**Stated problem:** Copy everything in the data below exactly except the pictures.

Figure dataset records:
____________

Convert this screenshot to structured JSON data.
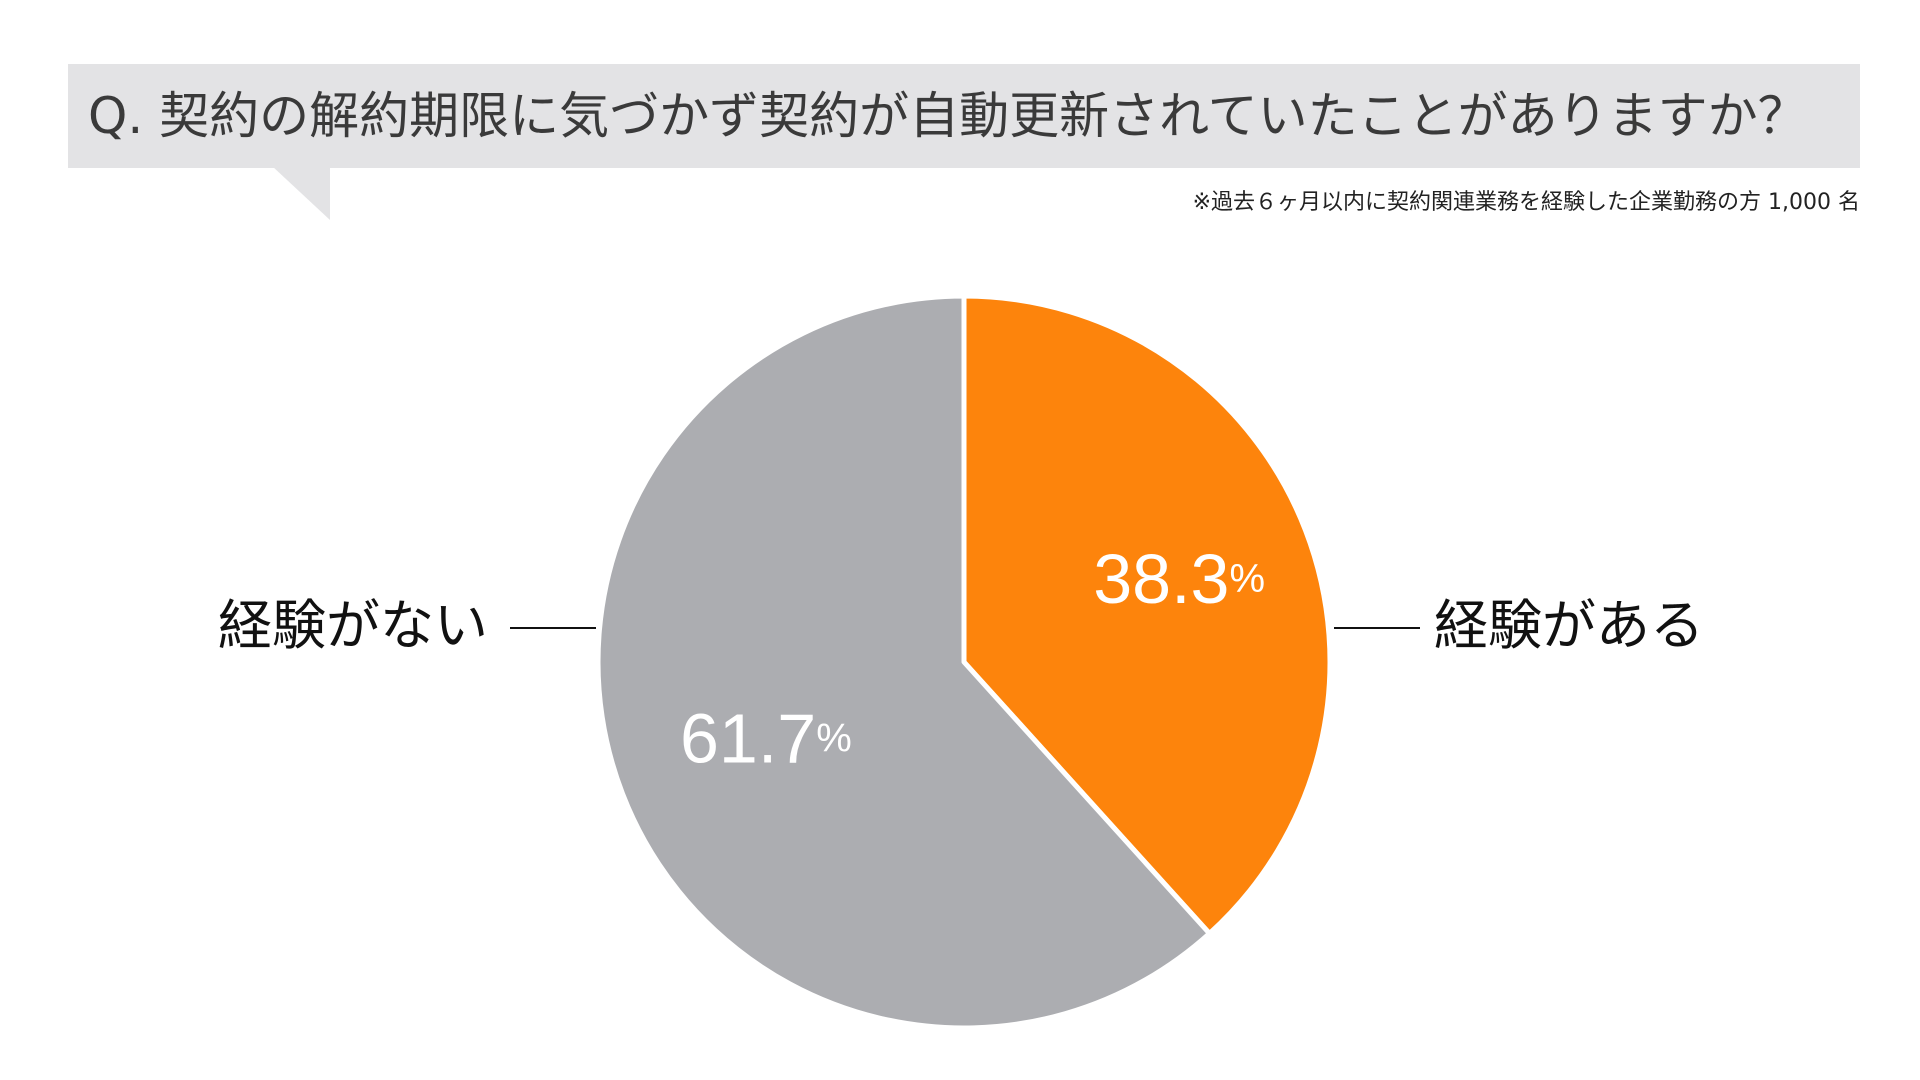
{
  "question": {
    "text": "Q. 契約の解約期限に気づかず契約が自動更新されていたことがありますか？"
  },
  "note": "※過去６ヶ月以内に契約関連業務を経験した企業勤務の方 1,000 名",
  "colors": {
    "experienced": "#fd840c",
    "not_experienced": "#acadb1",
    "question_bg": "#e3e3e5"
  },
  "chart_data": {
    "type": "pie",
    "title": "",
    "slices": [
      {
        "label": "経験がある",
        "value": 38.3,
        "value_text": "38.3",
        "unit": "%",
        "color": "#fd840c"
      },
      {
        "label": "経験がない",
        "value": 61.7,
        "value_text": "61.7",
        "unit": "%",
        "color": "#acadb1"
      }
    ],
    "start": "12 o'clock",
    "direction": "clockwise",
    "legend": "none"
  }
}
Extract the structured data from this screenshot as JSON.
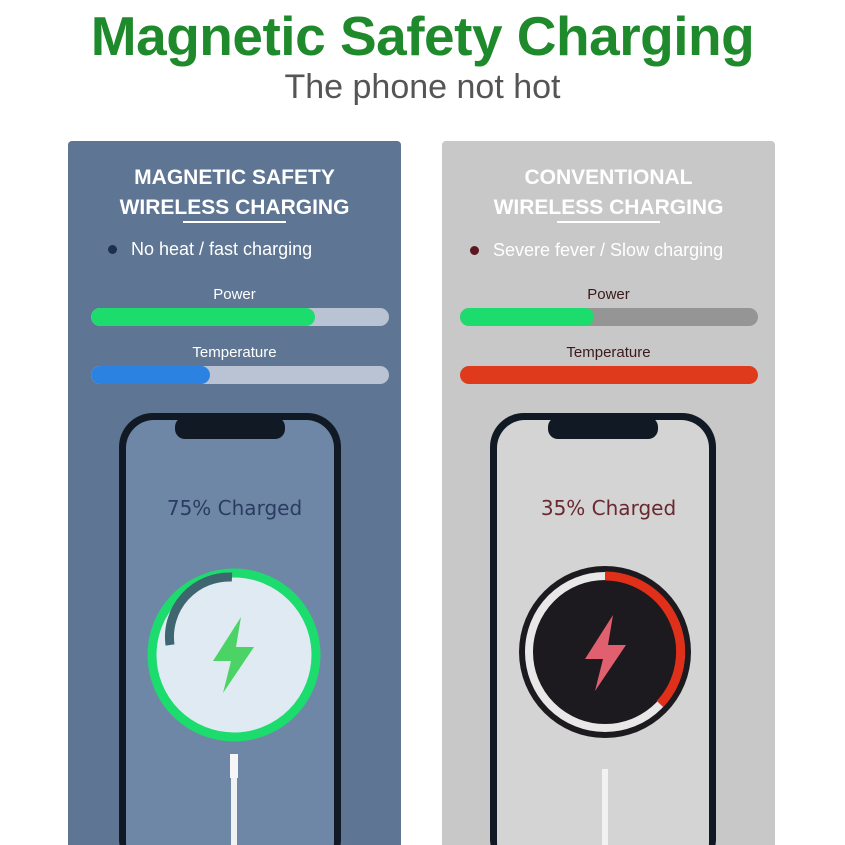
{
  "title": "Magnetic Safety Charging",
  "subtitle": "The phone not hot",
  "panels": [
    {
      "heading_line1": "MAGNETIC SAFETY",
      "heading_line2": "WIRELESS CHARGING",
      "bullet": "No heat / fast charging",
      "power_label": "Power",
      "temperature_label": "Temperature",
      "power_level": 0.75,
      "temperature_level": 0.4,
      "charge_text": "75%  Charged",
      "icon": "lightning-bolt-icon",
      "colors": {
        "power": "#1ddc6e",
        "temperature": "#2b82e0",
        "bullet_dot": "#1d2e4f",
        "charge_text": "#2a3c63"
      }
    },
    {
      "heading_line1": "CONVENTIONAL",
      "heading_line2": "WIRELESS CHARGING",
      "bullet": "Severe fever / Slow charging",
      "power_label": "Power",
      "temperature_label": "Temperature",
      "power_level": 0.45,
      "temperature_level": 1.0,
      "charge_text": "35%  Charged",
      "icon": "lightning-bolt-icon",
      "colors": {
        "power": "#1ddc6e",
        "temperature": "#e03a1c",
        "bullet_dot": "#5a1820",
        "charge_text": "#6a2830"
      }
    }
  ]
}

____________

**Full output:**
Convert this screenshot to structured JSON data.
{
  "question": {
    "text": "Q. 契約の解約期限に気づかず契約が自動更新されていたことがありますか？"
  },
  "note": "※過去６ヶ月以内に契約関連業務を経験した企業勤務の方 1,000 名",
  "colors": {
    "experienced": "#fd840c",
    "not_experienced": "#acadb1",
    "question_bg": "#e3e3e5"
  },
  "chart_data": {
    "type": "pie",
    "title": "",
    "slices": [
      {
        "label": "経験がある",
        "value": 38.3,
        "value_text": "38.3",
        "unit": "%",
        "color": "#fd840c"
      },
      {
        "label": "経験がない",
        "value": 61.7,
        "value_text": "61.7",
        "unit": "%",
        "color": "#acadb1"
      }
    ],
    "start": "12 o'clock",
    "direction": "clockwise",
    "legend": "none"
  }
}
Extract the structured data from this screenshot as JSON.
{
  "title": "Magnetic Safety Charging",
  "subtitle": "The phone not hot",
  "panels": [
    {
      "heading_line1": "MAGNETIC SAFETY",
      "heading_line2": "WIRELESS CHARGING",
      "bullet": "No heat / fast charging",
      "power_label": "Power",
      "temperature_label": "Temperature",
      "power_level": 0.75,
      "temperature_level": 0.4,
      "charge_text": "75%  Charged",
      "icon": "lightning-bolt-icon",
      "colors": {
        "power": "#1ddc6e",
        "temperature": "#2b82e0",
        "bullet_dot": "#1d2e4f",
        "charge_text": "#2a3c63"
      }
    },
    {
      "heading_line1": "CONVENTIONAL",
      "heading_line2": "WIRELESS CHARGING",
      "bullet": "Severe fever / Slow charging",
      "power_label": "Power",
      "temperature_label": "Temperature",
      "power_level": 0.45,
      "temperature_level": 1.0,
      "charge_text": "35%  Charged",
      "icon": "lightning-bolt-icon",
      "colors": {
        "power": "#1ddc6e",
        "temperature": "#e03a1c",
        "bullet_dot": "#5a1820",
        "charge_text": "#6a2830"
      }
    }
  ]
}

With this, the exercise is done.